Objective :: Set down the full listing exactly as given. Any pictures are to be left out.

Dataset records ::
++++++++++++++++++++

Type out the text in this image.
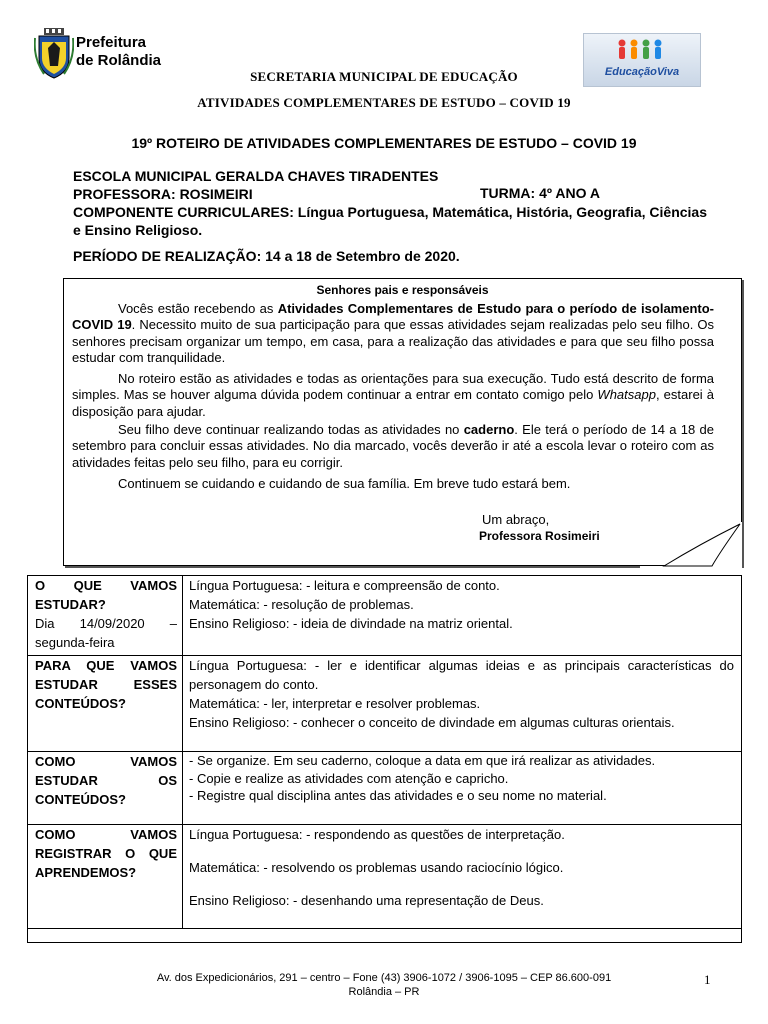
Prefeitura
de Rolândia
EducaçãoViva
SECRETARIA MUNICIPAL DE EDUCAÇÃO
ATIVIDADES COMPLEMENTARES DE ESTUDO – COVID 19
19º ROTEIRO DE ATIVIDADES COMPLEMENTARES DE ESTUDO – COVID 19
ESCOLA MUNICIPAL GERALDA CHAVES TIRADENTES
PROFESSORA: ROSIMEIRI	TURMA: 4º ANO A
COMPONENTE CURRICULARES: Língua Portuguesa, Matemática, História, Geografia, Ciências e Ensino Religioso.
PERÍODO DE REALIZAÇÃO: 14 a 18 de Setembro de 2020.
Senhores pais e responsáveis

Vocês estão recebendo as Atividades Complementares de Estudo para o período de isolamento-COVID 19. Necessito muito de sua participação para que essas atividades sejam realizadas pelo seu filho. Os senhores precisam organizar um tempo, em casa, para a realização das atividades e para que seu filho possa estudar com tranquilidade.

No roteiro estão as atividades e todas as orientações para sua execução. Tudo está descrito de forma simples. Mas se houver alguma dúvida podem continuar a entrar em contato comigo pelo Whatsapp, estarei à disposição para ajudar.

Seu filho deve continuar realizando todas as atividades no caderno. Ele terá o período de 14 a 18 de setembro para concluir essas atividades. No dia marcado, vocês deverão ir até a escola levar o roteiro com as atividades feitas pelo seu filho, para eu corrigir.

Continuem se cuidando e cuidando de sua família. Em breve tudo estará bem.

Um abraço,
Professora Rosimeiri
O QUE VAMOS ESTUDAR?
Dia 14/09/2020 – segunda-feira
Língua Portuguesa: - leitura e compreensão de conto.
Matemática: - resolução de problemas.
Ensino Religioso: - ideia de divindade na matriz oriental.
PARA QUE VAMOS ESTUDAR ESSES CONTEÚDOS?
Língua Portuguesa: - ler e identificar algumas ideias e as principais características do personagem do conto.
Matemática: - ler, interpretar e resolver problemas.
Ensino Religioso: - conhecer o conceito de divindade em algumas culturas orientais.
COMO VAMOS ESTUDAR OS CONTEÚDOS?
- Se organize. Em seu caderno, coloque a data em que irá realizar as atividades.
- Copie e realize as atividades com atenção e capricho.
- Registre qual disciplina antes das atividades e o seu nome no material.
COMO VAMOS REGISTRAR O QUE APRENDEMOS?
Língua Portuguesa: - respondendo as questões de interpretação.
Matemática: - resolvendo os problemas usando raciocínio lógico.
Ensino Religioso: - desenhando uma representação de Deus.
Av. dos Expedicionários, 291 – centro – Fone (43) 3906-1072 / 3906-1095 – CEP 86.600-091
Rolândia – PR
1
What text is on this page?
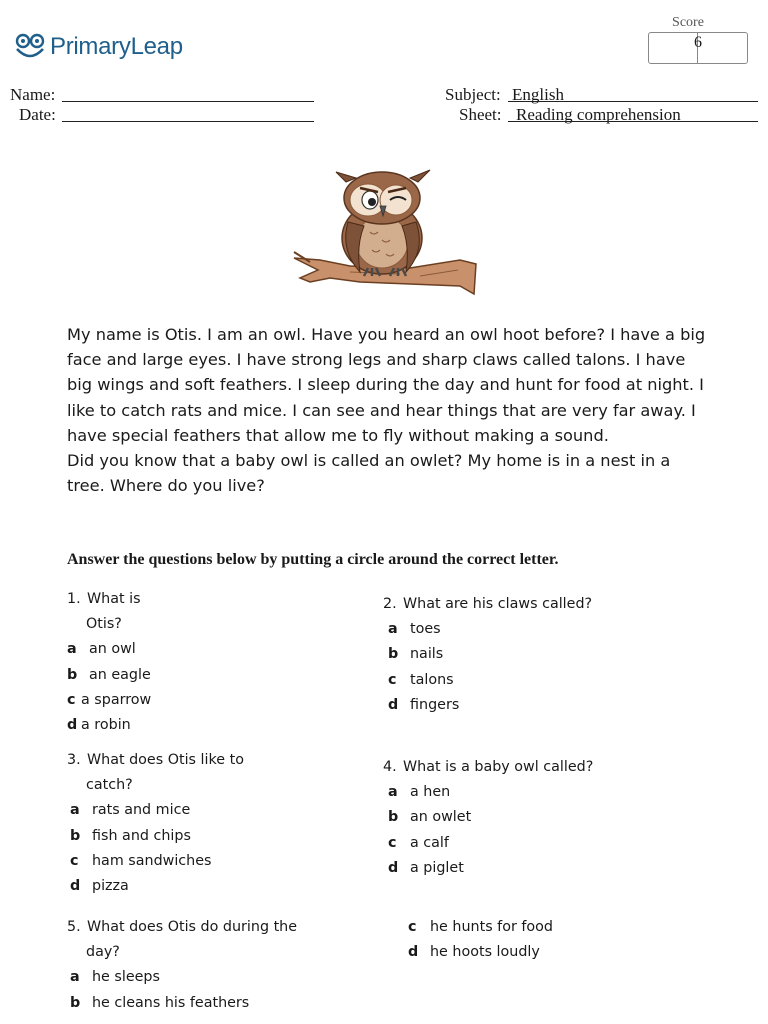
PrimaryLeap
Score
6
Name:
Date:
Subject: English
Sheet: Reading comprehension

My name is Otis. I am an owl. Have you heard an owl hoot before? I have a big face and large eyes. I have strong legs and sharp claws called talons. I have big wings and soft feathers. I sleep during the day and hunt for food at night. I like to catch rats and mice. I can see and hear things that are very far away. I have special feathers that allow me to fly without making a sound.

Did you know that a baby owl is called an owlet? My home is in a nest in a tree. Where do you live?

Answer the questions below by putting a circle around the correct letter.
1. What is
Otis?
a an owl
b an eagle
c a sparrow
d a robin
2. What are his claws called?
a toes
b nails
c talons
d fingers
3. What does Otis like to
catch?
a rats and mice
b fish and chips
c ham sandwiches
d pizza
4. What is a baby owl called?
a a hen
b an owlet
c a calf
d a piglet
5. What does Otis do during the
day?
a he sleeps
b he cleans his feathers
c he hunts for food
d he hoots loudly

++++++++++++++++++++

Exercise result ::
Type out the text in this image.
Prefeitura
de Rolândia
EducaçãoViva
SECRETARIA MUNICIPAL DE EDUCAÇÃO
ATIVIDADES COMPLEMENTARES DE ESTUDO – COVID 19
19º ROTEIRO DE ATIVIDADES COMPLEMENTARES DE ESTUDO – COVID 19
ESCOLA MUNICIPAL GERALDA CHAVES TIRADENTES
PROFESSORA: ROSIMEIRI	TURMA: 4º ANO A
COMPONENTE CURRICULARES: Língua Portuguesa, Matemática, História, Geografia, Ciências e Ensino Religioso.
PERÍODO DE REALIZAÇÃO: 14 a 18 de Setembro de 2020.
Senhores pais e responsáveis

Vocês estão recebendo as Atividades Complementares de Estudo para o período de isolamento-COVID 19. Necessito muito de sua participação para que essas atividades sejam realizadas pelo seu filho. Os senhores precisam organizar um tempo, em casa, para a realização das atividades e para que seu filho possa estudar com tranquilidade.

No roteiro estão as atividades e todas as orientações para sua execução. Tudo está descrito de forma simples. Mas se houver alguma dúvida podem continuar a entrar em contato comigo pelo Whatsapp, estarei à disposição para ajudar.

Seu filho deve continuar realizando todas as atividades no caderno. Ele terá o período de 14 a 18 de setembro para concluir essas atividades. No dia marcado, vocês deverão ir até a escola levar o roteiro com as atividades feitas pelo seu filho, para eu corrigir.

Continuem se cuidando e cuidando de sua família. Em breve tudo estará bem.

Um abraço,
Professora Rosimeiri
O QUE VAMOS ESTUDAR?
Dia 14/09/2020 – segunda-feira
Língua Portuguesa: - leitura e compreensão de conto.
Matemática: - resolução de problemas.
Ensino Religioso: - ideia de divindade na matriz oriental.
PARA QUE VAMOS ESTUDAR ESSES CONTEÚDOS?
Língua Portuguesa: - ler e identificar algumas ideias e as principais características do personagem do conto.
Matemática: - ler, interpretar e resolver problemas.
Ensino Religioso: - conhecer o conceito de divindade em algumas culturas orientais.
COMO VAMOS ESTUDAR OS CONTEÚDOS?
- Se organize. Em seu caderno, coloque a data em que irá realizar as atividades.
- Copie e realize as atividades com atenção e capricho.
- Registre qual disciplina antes das atividades e o seu nome no material.
COMO VAMOS REGISTRAR O QUE APRENDEMOS?
Língua Portuguesa: - respondendo as questões de interpretação.
Matemática: - resolvendo os problemas usando raciocínio lógico.
Ensino Religioso: - desenhando uma representação de Deus.
Av. dos Expedicionários, 291 – centro – Fone (43) 3906-1072 / 3906-1095 – CEP 86.600-091
Rolândia – PR
1
What text is on this page?
PrimaryLeap
Score
6
Name:
Date:
Subject: English
Sheet: Reading comprehension

My name is Otis. I am an owl. Have you heard an owl hoot before? I have a big face and large eyes. I have strong legs and sharp claws called talons. I have big wings and soft feathers. I sleep during the day and hunt for food at night. I like to catch rats and mice. I can see and hear things that are very far away. I have special feathers that allow me to fly without making a sound.

Did you know that a baby owl is called an owlet? My home is in a nest in a tree. Where do you live?

Answer the questions below by putting a circle around the correct letter.
1. What is
Otis?
a an owl
b an eagle
c a sparrow
d a robin
2. What are his claws called?
a toes
b nails
c talons
d fingers
3. What does Otis like to
catch?
a rats and mice
b fish and chips
c ham sandwiches
d pizza
4. What is a baby owl called?
a a hen
b an owlet
c a calf
d a piglet
5. What does Otis do during the
day?
a he sleeps
b he cleans his feathers
c he hunts for food
d he hoots loudly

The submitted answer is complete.